(A run of records)
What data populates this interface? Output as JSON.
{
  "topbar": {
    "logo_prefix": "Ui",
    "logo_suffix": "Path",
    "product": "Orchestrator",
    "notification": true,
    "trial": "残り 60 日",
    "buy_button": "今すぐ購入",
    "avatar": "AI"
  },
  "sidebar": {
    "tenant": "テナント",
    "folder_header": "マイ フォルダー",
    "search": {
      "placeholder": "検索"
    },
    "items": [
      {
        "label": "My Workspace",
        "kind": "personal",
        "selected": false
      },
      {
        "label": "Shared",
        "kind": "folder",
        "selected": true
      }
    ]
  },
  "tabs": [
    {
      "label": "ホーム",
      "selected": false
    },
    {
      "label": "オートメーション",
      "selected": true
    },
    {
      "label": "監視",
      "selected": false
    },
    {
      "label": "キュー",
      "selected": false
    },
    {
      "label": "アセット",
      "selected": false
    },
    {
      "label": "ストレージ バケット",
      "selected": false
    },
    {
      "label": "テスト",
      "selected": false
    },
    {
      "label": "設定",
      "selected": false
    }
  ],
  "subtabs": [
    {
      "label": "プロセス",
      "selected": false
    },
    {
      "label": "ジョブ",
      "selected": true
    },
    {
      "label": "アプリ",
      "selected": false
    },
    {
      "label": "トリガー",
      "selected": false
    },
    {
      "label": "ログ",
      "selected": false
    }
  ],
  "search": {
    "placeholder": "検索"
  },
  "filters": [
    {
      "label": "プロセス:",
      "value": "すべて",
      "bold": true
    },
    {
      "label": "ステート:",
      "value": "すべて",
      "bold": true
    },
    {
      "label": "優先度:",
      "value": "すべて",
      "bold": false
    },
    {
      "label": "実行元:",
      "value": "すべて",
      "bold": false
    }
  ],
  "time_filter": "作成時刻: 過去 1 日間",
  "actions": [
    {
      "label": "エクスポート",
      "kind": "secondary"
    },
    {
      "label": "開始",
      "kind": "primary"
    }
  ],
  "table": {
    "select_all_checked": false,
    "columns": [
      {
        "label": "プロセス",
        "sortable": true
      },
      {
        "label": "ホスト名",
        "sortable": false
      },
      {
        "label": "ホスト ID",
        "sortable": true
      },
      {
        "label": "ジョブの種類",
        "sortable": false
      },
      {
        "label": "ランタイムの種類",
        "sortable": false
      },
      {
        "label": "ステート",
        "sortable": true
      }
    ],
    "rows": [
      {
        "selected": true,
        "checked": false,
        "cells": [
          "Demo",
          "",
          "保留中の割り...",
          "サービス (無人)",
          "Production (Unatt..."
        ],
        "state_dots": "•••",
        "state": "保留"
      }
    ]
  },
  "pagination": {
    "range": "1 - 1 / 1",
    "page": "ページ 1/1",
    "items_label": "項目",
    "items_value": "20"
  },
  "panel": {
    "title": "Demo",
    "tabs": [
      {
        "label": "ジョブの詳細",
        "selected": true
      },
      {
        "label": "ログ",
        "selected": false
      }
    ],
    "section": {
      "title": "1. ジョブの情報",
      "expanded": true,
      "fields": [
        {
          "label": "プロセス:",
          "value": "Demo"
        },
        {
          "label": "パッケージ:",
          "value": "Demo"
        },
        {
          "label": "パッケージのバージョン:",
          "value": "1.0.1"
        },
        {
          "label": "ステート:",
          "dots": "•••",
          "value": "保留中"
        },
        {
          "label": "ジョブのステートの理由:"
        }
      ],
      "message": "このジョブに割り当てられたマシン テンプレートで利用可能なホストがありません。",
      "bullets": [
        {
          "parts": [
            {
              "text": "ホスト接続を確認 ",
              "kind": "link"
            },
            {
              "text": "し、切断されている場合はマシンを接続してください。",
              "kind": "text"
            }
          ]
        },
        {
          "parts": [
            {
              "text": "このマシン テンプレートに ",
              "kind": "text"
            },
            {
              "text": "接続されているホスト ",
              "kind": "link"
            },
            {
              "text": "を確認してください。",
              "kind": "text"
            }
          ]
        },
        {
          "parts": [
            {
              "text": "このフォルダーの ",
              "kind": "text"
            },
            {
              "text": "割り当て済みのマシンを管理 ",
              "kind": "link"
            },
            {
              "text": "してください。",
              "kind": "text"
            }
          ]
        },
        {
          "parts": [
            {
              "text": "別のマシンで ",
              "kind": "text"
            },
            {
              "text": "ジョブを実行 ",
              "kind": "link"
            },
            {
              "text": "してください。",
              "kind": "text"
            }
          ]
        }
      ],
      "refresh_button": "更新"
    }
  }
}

» **Objective**
Print the records above exactly as they appear.

» **Solution to this problem**
What data populates this interface? Output as JSON.
{
  "topbar": {
    "logo_prefix": "Ui",
    "logo_suffix": "Path",
    "product": "Orchestrator",
    "notification": true,
    "trial": "残り 60 日",
    "buy_button": "今すぐ購入",
    "avatar": "AI"
  },
  "sidebar": {
    "tenant": "テナント",
    "folder_header": "マイ フォルダー",
    "search": {
      "placeholder": "検索"
    },
    "items": [
      {
        "label": "My Workspace",
        "kind": "personal",
        "selected": false
      },
      {
        "label": "Shared",
        "kind": "folder",
        "selected": true
      }
    ]
  },
  "tabs": [
    {
      "label": "ホーム",
      "selected": false
    },
    {
      "label": "オートメーション",
      "selected": true
    },
    {
      "label": "監視",
      "selected": false
    },
    {
      "label": "キュー",
      "selected": false
    },
    {
      "label": "アセット",
      "selected": false
    },
    {
      "label": "ストレージ バケット",
      "selected": false
    },
    {
      "label": "テスト",
      "selected": false
    },
    {
      "label": "設定",
      "selected": false
    }
  ],
  "subtabs": [
    {
      "label": "プロセス",
      "selected": false
    },
    {
      "label": "ジョブ",
      "selected": true
    },
    {
      "label": "アプリ",
      "selected": false
    },
    {
      "label": "トリガー",
      "selected": false
    },
    {
      "label": "ログ",
      "selected": false
    }
  ],
  "search": {
    "placeholder": "検索"
  },
  "filters": [
    {
      "label": "プロセス:",
      "value": "すべて",
      "bold": true
    },
    {
      "label": "ステート:",
      "value": "すべて",
      "bold": true
    },
    {
      "label": "優先度:",
      "value": "すべて",
      "bold": false
    },
    {
      "label": "実行元:",
      "value": "すべて",
      "bold": false
    }
  ],
  "time_filter": "作成時刻: 過去 1 日間",
  "actions": [
    {
      "label": "エクスポート",
      "kind": "secondary"
    },
    {
      "label": "開始",
      "kind": "primary"
    }
  ],
  "table": {
    "select_all_checked": false,
    "columns": [
      {
        "label": "プロセス",
        "sortable": true
      },
      {
        "label": "ホスト名",
        "sortable": false
      },
      {
        "label": "ホスト ID",
        "sortable": true
      },
      {
        "label": "ジョブの種類",
        "sortable": false
      },
      {
        "label": "ランタイムの種類",
        "sortable": false
      },
      {
        "label": "ステート",
        "sortable": true
      }
    ],
    "rows": [
      {
        "selected": true,
        "checked": false,
        "cells": [
          "Demo",
          "",
          "保留中の割り...",
          "サービス (無人)",
          "Production (Unatt..."
        ],
        "state_dots": "•••",
        "state": "保留"
      }
    ]
  },
  "pagination": {
    "range": "1 - 1 / 1",
    "page": "ページ 1/1",
    "items_label": "項目",
    "items_value": "20"
  },
  "panel": {
    "title": "Demo",
    "tabs": [
      {
        "label": "ジョブの詳細",
        "selected": true
      },
      {
        "label": "ログ",
        "selected": false
      }
    ],
    "section": {
      "title": "1. ジョブの情報",
      "expanded": true,
      "fields": [
        {
          "label": "プロセス:",
          "value": "Demo"
        },
        {
          "label": "パッケージ:",
          "value": "Demo"
        },
        {
          "label": "パッケージのバージョン:",
          "value": "1.0.1"
        },
        {
          "label": "ステート:",
          "dots": "•••",
          "value": "保留中"
        },
        {
          "label": "ジョブのステートの理由:"
        }
      ],
      "message": "このジョブに割り当てられたマシン テンプレートで利用可能なホストがありません。",
      "bullets": [
        {
          "parts": [
            {
              "text": "ホスト接続を確認 ",
              "kind": "link"
            },
            {
              "text": "し、切断されている場合はマシンを接続してください。",
              "kind": "text"
            }
          ]
        },
        {
          "parts": [
            {
              "text": "このマシン テンプレートに ",
              "kind": "text"
            },
            {
              "text": "接続されているホスト ",
              "kind": "link"
            },
            {
              "text": "を確認してください。",
              "kind": "text"
            }
          ]
        },
        {
          "parts": [
            {
              "text": "このフォルダーの ",
              "kind": "text"
            },
            {
              "text": "割り当て済みのマシンを管理 ",
              "kind": "link"
            },
            {
              "text": "してください。",
              "kind": "text"
            }
          ]
        },
        {
          "parts": [
            {
              "text": "別のマシンで ",
              "kind": "text"
            },
            {
              "text": "ジョブを実行 ",
              "kind": "link"
            },
            {
              "text": "してください。",
              "kind": "text"
            }
          ]
        }
      ],
      "refresh_button": "更新"
    }
  }
}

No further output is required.